TASK OBJECTIVE >>
What is the number of lines containing the string "text"? Answer with the number only.

MATERIAL SUPPLIED >>
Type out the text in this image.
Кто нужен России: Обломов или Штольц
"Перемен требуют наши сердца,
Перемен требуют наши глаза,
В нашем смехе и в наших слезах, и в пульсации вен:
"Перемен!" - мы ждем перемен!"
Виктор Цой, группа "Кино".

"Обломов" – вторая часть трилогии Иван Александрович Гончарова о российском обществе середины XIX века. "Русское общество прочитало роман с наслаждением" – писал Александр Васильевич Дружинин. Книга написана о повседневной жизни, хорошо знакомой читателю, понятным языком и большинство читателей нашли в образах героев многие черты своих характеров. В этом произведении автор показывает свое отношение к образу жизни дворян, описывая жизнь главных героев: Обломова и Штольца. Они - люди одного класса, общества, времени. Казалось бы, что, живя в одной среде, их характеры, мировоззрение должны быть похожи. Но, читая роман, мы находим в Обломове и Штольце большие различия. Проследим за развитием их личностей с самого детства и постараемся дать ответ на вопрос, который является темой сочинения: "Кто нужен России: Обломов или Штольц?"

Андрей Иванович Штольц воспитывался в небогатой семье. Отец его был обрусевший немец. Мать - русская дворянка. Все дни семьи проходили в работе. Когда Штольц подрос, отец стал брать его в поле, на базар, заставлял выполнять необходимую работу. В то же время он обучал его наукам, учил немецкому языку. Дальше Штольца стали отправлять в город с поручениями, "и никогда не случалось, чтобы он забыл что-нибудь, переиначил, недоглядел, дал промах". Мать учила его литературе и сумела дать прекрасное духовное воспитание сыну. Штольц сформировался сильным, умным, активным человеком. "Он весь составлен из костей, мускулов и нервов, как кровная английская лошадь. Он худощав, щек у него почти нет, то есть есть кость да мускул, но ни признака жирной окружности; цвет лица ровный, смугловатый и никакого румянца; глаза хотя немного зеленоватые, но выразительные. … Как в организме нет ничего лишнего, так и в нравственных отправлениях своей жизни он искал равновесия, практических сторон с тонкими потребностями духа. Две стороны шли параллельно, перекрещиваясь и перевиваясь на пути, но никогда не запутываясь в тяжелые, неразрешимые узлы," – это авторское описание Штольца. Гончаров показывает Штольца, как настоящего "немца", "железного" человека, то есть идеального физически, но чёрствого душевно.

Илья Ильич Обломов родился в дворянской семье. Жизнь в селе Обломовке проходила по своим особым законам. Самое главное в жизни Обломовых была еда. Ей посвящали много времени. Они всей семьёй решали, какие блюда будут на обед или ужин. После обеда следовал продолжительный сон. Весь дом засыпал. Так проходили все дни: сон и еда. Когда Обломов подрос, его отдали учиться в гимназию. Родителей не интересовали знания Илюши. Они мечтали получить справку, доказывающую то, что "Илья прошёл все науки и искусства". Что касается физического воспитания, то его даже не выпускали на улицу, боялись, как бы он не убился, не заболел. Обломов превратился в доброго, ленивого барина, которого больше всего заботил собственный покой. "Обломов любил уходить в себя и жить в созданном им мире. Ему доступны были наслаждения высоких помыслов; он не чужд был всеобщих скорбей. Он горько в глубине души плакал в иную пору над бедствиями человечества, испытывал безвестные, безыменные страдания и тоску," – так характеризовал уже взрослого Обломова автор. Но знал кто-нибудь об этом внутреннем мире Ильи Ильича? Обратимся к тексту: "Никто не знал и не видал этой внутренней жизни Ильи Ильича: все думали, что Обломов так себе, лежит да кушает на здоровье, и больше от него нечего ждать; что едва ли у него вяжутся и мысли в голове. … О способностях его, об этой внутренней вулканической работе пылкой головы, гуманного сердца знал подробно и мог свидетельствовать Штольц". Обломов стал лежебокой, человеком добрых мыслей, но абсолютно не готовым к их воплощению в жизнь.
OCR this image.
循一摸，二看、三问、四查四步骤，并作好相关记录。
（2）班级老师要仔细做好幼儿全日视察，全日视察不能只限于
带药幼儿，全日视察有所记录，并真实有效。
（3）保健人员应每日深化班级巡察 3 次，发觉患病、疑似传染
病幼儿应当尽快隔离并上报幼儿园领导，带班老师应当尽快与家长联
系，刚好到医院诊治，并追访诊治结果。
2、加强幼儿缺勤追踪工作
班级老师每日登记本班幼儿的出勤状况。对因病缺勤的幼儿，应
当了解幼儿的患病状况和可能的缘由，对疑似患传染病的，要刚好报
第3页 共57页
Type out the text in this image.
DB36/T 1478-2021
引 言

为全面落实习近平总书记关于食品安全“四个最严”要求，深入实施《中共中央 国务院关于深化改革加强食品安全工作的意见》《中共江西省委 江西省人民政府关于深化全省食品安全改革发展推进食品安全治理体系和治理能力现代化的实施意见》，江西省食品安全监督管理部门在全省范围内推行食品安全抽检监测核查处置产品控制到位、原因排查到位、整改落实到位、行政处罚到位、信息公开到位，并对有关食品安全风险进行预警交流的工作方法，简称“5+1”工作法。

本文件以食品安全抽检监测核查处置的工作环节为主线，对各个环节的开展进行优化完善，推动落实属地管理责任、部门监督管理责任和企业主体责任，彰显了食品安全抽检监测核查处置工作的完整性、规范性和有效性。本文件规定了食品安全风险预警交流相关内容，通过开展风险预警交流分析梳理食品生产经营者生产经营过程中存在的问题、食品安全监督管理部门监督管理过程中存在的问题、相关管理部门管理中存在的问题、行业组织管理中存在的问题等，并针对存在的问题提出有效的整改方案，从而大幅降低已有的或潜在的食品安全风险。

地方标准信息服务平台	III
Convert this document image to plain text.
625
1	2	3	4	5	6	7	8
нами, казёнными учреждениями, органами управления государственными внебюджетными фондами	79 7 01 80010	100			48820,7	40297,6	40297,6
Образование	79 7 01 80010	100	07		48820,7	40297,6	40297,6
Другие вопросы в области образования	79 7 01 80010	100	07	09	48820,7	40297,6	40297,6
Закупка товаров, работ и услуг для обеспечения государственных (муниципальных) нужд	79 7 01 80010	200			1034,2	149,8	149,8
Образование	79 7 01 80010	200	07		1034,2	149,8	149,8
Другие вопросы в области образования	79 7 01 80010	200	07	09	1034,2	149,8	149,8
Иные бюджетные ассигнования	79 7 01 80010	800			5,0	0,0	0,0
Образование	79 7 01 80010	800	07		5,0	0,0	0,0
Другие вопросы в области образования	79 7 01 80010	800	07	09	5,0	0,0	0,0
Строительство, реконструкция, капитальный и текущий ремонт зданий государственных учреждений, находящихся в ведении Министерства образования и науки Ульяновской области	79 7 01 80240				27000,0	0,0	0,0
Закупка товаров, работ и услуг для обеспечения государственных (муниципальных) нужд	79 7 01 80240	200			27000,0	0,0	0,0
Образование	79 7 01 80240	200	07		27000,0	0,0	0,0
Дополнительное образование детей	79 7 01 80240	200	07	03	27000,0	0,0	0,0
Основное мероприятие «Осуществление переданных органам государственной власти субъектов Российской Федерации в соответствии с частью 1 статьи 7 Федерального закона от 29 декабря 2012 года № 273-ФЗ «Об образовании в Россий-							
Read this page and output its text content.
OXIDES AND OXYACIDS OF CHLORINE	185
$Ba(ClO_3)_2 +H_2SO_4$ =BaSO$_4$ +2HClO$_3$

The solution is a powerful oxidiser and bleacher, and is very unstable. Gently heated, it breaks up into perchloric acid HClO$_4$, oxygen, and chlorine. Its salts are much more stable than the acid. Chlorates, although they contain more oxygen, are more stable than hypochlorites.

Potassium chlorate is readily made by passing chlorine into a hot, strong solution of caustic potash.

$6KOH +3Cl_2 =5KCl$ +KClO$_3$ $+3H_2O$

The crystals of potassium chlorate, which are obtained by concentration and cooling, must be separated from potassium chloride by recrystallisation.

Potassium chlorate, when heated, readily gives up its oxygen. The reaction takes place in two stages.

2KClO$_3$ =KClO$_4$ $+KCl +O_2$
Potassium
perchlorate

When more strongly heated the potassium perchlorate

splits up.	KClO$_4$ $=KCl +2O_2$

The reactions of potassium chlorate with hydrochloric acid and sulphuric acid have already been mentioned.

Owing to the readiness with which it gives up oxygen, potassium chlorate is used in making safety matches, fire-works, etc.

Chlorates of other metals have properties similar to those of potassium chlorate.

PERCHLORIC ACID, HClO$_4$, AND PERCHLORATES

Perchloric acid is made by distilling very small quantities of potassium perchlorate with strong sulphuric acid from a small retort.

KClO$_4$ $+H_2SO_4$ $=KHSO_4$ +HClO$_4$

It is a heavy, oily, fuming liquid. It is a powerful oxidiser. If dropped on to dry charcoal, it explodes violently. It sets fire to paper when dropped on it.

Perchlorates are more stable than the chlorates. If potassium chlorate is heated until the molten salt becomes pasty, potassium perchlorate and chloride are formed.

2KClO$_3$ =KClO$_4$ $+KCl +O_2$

CORRECT ANSWER >>
4